(Dataset excerpts)
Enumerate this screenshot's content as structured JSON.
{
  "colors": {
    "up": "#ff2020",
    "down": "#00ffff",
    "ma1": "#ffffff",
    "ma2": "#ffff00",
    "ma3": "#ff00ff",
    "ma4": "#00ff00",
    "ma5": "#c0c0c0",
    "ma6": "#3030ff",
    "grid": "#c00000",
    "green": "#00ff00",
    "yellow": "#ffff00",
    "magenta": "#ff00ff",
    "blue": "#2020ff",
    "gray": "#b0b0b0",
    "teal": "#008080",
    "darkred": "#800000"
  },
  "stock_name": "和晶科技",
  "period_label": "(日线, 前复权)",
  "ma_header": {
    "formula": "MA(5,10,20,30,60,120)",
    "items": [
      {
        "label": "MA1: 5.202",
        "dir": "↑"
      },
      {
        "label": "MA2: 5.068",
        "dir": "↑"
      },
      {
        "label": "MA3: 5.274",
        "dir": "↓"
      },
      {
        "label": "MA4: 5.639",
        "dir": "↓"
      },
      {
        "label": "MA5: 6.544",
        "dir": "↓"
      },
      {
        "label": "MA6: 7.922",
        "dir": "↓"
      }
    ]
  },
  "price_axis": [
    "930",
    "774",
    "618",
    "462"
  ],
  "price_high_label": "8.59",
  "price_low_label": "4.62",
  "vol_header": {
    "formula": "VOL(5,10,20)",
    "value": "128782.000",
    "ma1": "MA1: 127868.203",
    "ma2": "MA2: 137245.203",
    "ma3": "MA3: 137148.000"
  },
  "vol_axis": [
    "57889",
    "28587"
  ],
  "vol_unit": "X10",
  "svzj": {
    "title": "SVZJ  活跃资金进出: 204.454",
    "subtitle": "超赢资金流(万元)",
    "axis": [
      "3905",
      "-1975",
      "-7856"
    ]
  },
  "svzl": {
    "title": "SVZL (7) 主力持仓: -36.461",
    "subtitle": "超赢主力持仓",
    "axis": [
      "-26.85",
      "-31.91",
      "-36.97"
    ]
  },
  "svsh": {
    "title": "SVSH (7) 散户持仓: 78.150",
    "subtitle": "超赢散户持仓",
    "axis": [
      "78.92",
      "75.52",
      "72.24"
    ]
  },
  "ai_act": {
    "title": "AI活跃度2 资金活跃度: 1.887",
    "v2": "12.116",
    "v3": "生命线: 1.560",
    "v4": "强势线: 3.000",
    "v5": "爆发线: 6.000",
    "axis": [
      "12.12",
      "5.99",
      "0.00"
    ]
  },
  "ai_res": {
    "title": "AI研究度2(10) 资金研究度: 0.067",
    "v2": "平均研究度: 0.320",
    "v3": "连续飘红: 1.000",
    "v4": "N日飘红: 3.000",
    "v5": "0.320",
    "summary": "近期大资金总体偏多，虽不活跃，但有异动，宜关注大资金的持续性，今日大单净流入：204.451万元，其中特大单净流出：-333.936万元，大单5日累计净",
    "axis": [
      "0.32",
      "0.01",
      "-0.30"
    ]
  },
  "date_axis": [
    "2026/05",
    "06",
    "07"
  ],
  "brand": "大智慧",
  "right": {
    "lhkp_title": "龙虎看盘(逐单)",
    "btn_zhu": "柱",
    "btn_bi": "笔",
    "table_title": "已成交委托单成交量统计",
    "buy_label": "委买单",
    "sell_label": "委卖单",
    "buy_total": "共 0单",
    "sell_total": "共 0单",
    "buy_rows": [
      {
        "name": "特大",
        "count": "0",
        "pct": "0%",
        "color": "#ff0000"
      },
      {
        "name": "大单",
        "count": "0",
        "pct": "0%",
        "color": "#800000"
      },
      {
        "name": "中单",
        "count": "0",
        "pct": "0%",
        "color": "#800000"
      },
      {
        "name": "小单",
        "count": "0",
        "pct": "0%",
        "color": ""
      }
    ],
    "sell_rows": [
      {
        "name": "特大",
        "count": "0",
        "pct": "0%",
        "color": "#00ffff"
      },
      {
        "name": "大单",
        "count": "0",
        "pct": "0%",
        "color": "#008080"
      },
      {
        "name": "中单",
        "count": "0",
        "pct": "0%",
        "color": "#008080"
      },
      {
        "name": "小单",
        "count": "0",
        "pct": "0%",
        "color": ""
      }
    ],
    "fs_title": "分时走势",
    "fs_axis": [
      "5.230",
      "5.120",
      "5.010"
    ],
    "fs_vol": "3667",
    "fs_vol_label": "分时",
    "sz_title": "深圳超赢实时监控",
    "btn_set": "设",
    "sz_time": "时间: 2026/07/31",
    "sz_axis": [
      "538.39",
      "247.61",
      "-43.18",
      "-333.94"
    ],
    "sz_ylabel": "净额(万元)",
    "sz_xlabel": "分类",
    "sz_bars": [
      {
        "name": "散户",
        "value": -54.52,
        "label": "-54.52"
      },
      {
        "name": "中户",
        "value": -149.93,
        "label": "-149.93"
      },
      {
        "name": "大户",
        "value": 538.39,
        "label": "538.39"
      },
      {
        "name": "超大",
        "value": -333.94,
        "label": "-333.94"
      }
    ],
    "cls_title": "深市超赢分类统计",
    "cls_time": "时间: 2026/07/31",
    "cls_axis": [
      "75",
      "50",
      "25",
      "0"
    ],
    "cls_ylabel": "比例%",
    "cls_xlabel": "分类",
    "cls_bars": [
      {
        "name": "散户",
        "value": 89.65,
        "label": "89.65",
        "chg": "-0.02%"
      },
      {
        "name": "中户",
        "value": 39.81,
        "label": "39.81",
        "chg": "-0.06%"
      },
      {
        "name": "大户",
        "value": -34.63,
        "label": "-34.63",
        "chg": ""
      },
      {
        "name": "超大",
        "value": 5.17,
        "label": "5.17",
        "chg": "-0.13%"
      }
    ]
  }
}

* What the task asks: Answer with one number: how many lines in the listing hold "formula".

* Solution below: 2